Repeat the records verbatim and leave the pictures out of your copy.

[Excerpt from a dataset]
- - - - - - -
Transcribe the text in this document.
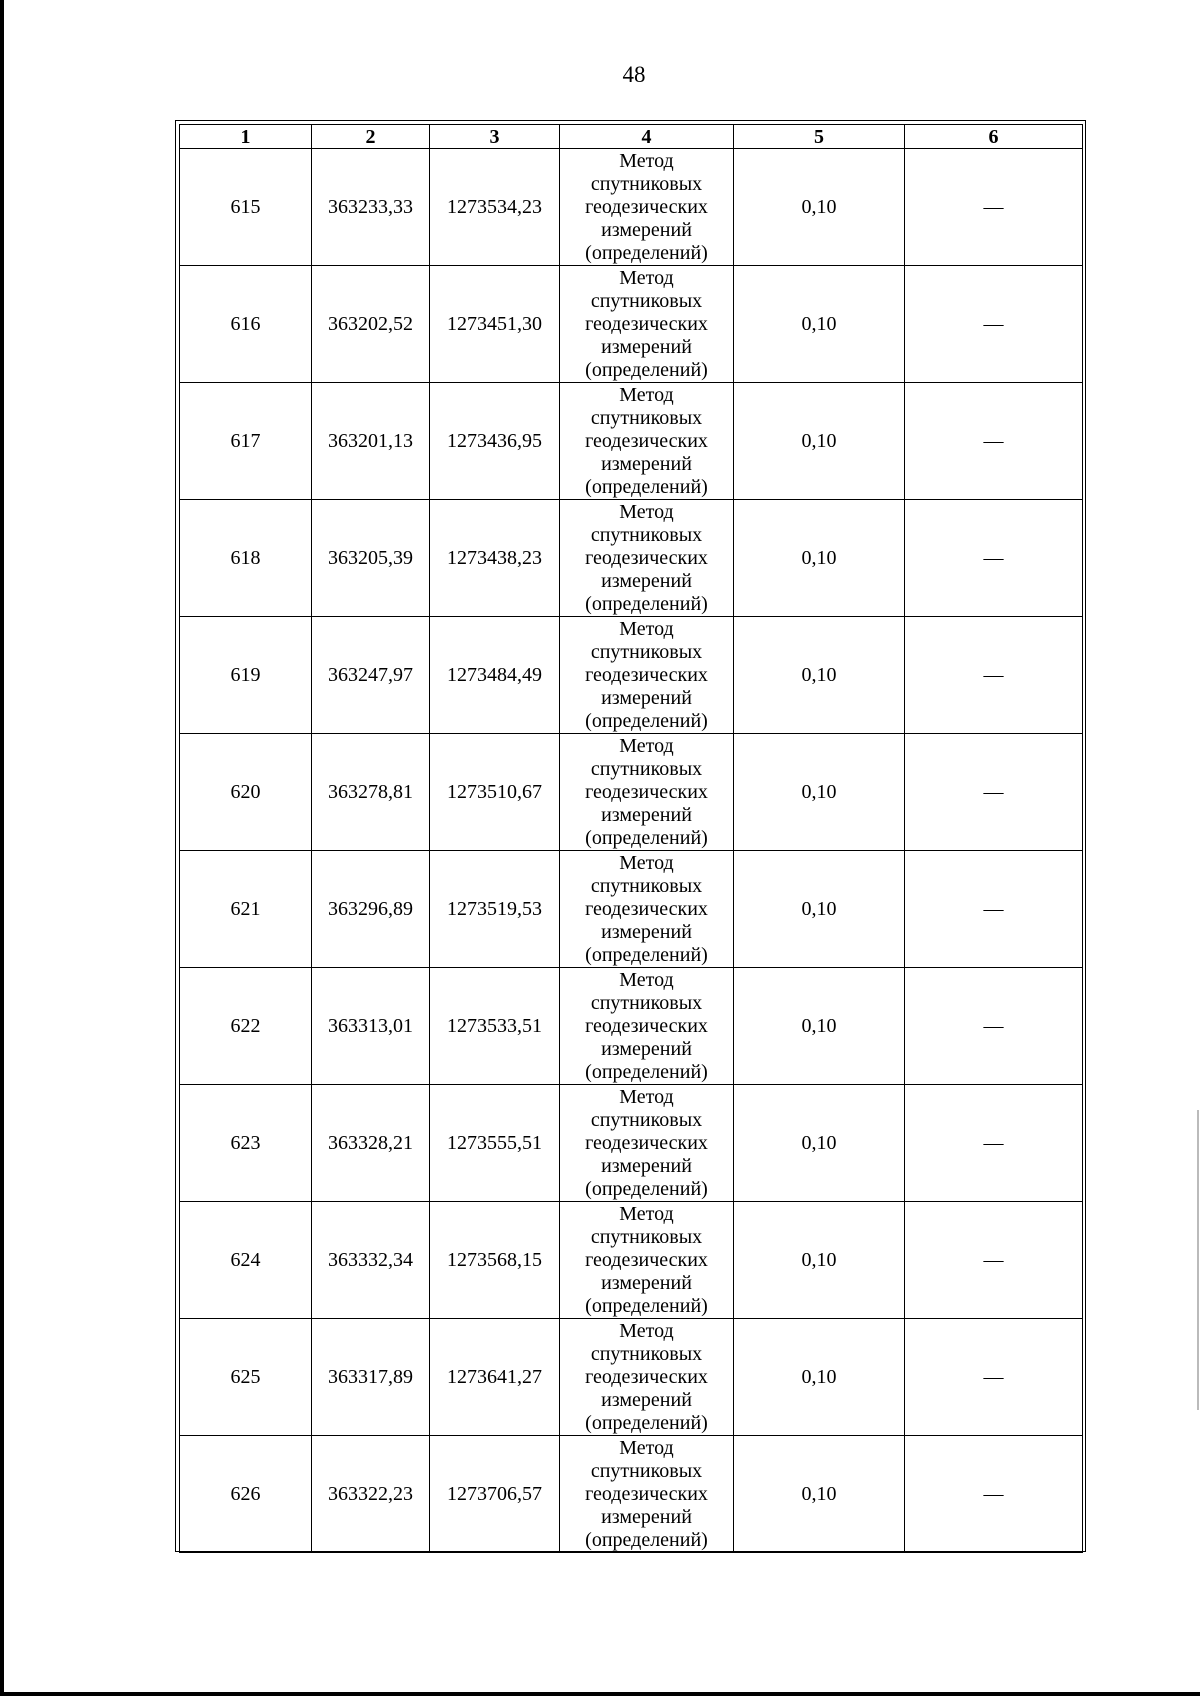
48
1	2	3	4	5	6
615	363233,33	1273534,23	Метод
спутниковых
геодезических
измерений
(определений)	0,10	—
616	363202,52	1273451,30	Метод
спутниковых
геодезических
измерений
(определений)	0,10	—
617	363201,13	1273436,95	Метод
спутниковых
геодезических
измерений
(определений)	0,10	—
618	363205,39	1273438,23	Метод
спутниковых
геодезических
измерений
(определений)	0,10	—
619	363247,97	1273484,49	Метод
спутниковых
геодезических
измерений
(определений)	0,10	—
620	363278,81	1273510,67	Метод
спутниковых
геодезических
измерений
(определений)	0,10	—
621	363296,89	1273519,53	Метод
спутниковых
геодезических
измерений
(определений)	0,10	—
622	363313,01	1273533,51	Метод
спутниковых
геодезических
измерений
(определений)	0,10	—
623	363328,21	1273555,51	Метод
спутниковых
геодезических
измерений
(определений)	0,10	—
624	363332,34	1273568,15	Метод
спутниковых
геодезических
измерений
(определений)	0,10	—
625	363317,89	1273641,27	Метод
спутниковых
геодезических
измерений
(определений)	0,10	—
626	363322,23	1273706,57	Метод
спутниковых
геодезических
измерений
(определений)	0,10	—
- - - - - - -
■ Finished exercise
Transcribe the text in this document.
48
1	2	3	4	5	6
615	363233,33	1273534,23	Метод
спутниковых
геодезических
измерений
(определений)	0,10	—
616	363202,52	1273451,30	Метод
спутниковых
геодезических
измерений
(определений)	0,10	—
617	363201,13	1273436,95	Метод
спутниковых
геодезических
измерений
(определений)	0,10	—
618	363205,39	1273438,23	Метод
спутниковых
геодезических
измерений
(определений)	0,10	—
619	363247,97	1273484,49	Метод
спутниковых
геодезических
измерений
(определений)	0,10	—
620	363278,81	1273510,67	Метод
спутниковых
геодезических
измерений
(определений)	0,10	—
621	363296,89	1273519,53	Метод
спутниковых
геодезических
измерений
(определений)	0,10	—
622	363313,01	1273533,51	Метод
спутниковых
геодезических
измерений
(определений)	0,10	—
623	363328,21	1273555,51	Метод
спутниковых
геодезических
измерений
(определений)	0,10	—
624	363332,34	1273568,15	Метод
спутниковых
геодезических
измерений
(определений)	0,10	—
625	363317,89	1273641,27	Метод
спутниковых
геодезических
измерений
(определений)	0,10	—
626	363322,23	1273706,57	Метод
спутниковых
геодезических
измерений
(определений)	0,10	—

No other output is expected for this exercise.